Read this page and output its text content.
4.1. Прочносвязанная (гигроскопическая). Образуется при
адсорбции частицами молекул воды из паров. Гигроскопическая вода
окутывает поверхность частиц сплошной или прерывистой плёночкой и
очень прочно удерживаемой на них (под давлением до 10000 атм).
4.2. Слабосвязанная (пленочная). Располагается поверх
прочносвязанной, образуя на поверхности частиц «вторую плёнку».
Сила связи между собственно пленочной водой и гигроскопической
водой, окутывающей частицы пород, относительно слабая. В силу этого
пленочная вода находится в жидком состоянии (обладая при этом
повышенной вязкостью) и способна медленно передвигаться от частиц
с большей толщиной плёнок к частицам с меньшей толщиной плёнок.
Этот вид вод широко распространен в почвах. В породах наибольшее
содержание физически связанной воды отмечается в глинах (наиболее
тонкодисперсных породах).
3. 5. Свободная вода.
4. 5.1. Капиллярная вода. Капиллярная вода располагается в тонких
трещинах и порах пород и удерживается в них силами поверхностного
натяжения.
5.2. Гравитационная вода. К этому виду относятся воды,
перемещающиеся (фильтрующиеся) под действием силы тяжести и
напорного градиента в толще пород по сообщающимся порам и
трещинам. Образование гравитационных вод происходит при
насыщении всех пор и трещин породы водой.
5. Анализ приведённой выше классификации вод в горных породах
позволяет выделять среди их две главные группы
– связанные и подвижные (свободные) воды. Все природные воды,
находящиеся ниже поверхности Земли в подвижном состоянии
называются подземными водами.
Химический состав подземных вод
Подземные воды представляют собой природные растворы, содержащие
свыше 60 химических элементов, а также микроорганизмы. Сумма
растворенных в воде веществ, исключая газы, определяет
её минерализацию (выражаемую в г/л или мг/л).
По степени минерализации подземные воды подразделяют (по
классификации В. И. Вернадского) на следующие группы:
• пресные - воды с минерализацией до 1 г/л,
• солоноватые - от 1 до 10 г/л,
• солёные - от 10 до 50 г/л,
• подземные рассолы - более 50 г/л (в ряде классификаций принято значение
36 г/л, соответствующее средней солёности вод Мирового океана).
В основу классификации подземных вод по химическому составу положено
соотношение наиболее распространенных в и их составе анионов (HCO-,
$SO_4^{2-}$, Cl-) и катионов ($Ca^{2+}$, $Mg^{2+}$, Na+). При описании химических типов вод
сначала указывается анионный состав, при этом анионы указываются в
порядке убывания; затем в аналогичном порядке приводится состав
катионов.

++++++

**Challenge:** Output the full listing without altering anything.

**Solution to the exercise:**
Read this page and output its text content.
4.1. Прочносвязанная (гигроскопическая). Образуется при
адсорбции частицами молекул воды из паров. Гигроскопическая вода
окутывает поверхность частиц сплошной или прерывистой плёночкой и
очень прочно удерживаемой на них (под давлением до 10000 атм).
4.2. Слабосвязанная (пленочная). Располагается поверх
прочносвязанной, образуя на поверхности частиц «вторую плёнку».
Сила связи между собственно пленочной водой и гигроскопической
водой, окутывающей частицы пород, относительно слабая. В силу этого
пленочная вода находится в жидком состоянии (обладая при этом
повышенной вязкостью) и способна медленно передвигаться от частиц
с большей толщиной плёнок к частицам с меньшей толщиной плёнок.
Этот вид вод широко распространен в почвах. В породах наибольшее
содержание физически связанной воды отмечается в глинах (наиболее
тонкодисперсных породах).
3. 5. Свободная вода.
4. 5.1. Капиллярная вода. Капиллярная вода располагается в тонких
трещинах и порах пород и удерживается в них силами поверхностного
натяжения.
5.2. Гравитационная вода. К этому виду относятся воды,
перемещающиеся (фильтрующиеся) под действием силы тяжести и
напорного градиента в толще пород по сообщающимся порам и
трещинам. Образование гравитационных вод происходит при
насыщении всех пор и трещин породы водой.
5. Анализ приведённой выше классификации вод в горных породах
позволяет выделять среди их две главные группы
– связанные и подвижные (свободные) воды. Все природные воды,
находящиеся ниже поверхности Земли в подвижном состоянии
называются подземными водами.
Химический состав подземных вод
Подземные воды представляют собой природные растворы, содержащие
свыше 60 химических элементов, а также микроорганизмы. Сумма
растворенных в воде веществ, исключая газы, определяет
её минерализацию (выражаемую в г/л или мг/л).
По степени минерализации подземные воды подразделяют (по
классификации В. И. Вернадского) на следующие группы:
• пресные - воды с минерализацией до 1 г/л,
• солоноватые - от 1 до 10 г/л,
• солёные - от 10 до 50 г/л,
• подземные рассолы - более 50 г/л (в ряде классификаций принято значение
36 г/л, соответствующее средней солёности вод Мирового океана).
В основу классификации подземных вод по химическому составу положено
соотношение наиболее распространенных в и их составе анионов (HCO-,
$SO_4^{2-}$, Cl-) и катионов ($Ca^{2+}$, $Mg^{2+}$, Na+). При описании химических типов вод
сначала указывается анионный состав, при этом анионы указываются в
порядке убывания; затем в аналогичном порядке приводится состав
катионов.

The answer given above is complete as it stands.